Start Data entries
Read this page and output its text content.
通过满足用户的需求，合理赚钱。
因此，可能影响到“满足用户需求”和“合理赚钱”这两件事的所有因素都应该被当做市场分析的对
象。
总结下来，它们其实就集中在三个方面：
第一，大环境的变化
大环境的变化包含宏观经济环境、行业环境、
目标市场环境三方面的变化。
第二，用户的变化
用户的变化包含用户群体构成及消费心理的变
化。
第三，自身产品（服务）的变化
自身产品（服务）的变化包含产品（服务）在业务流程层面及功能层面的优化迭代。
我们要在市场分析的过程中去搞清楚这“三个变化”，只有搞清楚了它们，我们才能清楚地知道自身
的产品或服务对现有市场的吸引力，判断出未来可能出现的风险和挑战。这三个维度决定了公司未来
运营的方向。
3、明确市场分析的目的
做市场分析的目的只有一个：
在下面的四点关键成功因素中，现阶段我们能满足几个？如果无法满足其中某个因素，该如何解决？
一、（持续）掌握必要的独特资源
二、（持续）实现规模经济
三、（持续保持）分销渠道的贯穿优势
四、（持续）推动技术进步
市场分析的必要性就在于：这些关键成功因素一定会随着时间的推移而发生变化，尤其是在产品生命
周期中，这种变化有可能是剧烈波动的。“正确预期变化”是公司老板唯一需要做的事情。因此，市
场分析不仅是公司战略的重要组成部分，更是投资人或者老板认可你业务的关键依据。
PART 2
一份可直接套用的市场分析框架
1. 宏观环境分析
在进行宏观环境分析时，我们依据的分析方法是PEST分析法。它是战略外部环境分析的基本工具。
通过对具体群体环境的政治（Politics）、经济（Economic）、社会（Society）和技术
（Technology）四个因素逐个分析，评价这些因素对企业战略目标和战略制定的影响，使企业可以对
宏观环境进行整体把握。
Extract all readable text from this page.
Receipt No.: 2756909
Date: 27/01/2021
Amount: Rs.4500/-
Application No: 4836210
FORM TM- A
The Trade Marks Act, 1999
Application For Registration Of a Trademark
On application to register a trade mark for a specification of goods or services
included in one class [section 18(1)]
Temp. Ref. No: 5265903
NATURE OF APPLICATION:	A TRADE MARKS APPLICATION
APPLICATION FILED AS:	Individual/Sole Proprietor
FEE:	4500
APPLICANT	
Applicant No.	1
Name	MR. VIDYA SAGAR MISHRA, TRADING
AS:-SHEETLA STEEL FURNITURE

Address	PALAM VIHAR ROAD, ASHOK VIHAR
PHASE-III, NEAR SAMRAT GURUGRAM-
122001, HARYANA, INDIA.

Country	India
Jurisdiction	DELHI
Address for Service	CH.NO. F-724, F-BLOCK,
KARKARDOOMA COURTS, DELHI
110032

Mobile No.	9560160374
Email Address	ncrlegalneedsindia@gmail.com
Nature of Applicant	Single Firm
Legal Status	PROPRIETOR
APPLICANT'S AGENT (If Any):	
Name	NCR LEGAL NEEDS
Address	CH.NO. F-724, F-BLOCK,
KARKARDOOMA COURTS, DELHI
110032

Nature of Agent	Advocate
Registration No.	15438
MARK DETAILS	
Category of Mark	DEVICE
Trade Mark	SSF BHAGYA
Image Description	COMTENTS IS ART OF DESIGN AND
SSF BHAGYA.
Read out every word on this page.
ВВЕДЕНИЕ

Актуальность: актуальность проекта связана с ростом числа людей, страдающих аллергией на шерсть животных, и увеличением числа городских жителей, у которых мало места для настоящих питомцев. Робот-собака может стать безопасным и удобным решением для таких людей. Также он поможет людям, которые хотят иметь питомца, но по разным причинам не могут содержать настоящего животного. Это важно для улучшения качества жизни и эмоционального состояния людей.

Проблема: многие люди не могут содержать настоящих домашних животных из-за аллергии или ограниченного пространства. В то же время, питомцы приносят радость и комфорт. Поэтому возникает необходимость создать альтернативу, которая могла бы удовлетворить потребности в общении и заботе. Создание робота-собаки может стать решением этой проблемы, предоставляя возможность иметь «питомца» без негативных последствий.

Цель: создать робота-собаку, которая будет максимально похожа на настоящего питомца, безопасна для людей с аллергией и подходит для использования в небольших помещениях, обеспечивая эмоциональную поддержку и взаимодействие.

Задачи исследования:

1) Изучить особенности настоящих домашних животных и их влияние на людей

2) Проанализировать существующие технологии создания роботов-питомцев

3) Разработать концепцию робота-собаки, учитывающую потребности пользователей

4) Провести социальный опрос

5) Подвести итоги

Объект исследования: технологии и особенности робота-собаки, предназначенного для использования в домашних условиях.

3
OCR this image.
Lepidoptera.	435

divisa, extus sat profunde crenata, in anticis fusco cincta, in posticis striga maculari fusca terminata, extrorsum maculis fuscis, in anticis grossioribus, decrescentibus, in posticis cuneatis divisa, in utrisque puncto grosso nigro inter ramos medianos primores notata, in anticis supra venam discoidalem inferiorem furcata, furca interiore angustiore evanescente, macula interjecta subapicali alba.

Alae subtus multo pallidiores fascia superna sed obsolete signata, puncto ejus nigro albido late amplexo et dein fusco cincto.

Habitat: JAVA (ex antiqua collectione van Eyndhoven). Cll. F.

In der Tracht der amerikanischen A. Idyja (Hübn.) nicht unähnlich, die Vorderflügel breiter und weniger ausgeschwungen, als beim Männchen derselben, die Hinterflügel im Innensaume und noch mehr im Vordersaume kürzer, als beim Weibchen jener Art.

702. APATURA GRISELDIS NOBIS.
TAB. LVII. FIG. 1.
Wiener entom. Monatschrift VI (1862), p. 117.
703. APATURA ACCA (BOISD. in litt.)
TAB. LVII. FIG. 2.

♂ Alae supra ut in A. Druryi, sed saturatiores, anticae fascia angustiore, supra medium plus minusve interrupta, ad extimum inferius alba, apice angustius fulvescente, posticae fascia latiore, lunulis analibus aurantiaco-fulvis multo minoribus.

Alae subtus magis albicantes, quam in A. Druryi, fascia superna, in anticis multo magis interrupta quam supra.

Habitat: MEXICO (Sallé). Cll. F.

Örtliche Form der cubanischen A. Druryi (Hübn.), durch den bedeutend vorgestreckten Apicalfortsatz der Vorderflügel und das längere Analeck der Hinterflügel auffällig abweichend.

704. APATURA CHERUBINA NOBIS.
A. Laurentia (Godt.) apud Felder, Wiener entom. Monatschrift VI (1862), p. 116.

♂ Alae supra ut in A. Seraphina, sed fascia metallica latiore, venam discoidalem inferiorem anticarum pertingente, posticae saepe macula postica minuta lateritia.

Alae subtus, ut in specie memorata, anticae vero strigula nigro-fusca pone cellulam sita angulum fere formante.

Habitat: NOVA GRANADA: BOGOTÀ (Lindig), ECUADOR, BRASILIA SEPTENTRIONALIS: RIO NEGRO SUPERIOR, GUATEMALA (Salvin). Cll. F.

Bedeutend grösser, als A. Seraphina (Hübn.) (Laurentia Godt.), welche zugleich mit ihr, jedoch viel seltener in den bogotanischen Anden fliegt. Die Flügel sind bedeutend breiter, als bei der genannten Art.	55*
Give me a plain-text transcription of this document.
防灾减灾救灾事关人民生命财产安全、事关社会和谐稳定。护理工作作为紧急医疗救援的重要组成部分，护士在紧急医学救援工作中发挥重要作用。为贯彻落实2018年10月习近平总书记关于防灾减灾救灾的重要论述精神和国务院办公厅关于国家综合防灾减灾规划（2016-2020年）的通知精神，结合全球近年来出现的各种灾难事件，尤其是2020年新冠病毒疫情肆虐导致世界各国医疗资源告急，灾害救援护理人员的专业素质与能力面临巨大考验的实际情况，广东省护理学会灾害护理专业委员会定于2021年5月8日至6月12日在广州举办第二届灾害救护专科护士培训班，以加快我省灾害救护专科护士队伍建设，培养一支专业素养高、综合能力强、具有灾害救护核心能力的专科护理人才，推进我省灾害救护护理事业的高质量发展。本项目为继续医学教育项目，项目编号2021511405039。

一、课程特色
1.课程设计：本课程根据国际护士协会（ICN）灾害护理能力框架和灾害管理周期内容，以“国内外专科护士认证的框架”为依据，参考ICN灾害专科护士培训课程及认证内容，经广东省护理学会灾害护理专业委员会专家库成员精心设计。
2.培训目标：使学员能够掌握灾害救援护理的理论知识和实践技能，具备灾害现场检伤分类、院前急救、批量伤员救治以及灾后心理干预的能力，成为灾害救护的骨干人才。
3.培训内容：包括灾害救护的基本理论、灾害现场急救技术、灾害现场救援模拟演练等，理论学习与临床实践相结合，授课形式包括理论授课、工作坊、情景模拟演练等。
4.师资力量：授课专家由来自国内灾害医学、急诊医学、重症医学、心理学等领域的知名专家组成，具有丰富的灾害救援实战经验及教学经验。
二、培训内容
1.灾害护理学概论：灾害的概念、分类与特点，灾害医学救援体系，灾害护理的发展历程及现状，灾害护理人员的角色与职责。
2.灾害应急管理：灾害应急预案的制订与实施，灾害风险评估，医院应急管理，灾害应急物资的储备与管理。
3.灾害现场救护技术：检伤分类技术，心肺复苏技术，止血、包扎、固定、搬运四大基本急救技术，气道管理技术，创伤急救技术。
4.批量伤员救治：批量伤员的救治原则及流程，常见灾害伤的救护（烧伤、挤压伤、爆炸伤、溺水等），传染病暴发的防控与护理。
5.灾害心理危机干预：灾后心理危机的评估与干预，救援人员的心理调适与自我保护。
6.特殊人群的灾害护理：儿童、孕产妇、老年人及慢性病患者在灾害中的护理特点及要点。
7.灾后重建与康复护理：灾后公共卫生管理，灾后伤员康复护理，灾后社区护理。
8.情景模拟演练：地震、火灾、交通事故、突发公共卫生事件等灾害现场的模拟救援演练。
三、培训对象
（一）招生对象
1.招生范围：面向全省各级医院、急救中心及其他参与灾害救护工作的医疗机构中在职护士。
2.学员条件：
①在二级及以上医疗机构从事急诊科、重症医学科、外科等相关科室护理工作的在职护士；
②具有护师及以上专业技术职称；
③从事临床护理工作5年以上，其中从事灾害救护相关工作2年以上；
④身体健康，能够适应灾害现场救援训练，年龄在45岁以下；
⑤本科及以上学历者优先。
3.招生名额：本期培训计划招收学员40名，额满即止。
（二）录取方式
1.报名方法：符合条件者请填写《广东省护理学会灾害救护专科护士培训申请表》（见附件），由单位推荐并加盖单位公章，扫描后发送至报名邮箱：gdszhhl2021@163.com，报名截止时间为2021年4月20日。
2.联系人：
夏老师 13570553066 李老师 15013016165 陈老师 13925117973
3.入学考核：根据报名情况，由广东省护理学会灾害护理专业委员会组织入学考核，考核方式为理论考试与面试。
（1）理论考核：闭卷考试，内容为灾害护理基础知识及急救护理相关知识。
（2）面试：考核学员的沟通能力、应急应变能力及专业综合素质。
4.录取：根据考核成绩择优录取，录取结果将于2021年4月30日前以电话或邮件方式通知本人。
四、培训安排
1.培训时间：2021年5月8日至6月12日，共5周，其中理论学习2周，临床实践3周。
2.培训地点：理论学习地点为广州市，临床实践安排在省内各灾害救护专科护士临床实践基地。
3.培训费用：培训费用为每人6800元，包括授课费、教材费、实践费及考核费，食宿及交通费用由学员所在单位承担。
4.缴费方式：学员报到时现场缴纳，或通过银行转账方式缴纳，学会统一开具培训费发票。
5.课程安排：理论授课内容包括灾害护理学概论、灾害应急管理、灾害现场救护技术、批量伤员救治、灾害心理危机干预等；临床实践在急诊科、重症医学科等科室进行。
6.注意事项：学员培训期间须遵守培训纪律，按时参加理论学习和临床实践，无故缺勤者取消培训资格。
End Data entries
— Exercise brief —
Show the lines where the word "anticae" appears in the entries.

— Answer to the task —
♂ Alae supra ut in A. Druryi, sed saturatiores, anticae fascia angustiore, supra medium plus minusve interrupta, ad extimum inferius alba, apice angustius fulvescente, posticae fascia latiore, lunulis analibus aurantiaco-fulvis multo minoribus.
Alae subtus, ut in specie memorata, anticae vero strigula nigro-fusca pone cellulam sita angulum fere formante.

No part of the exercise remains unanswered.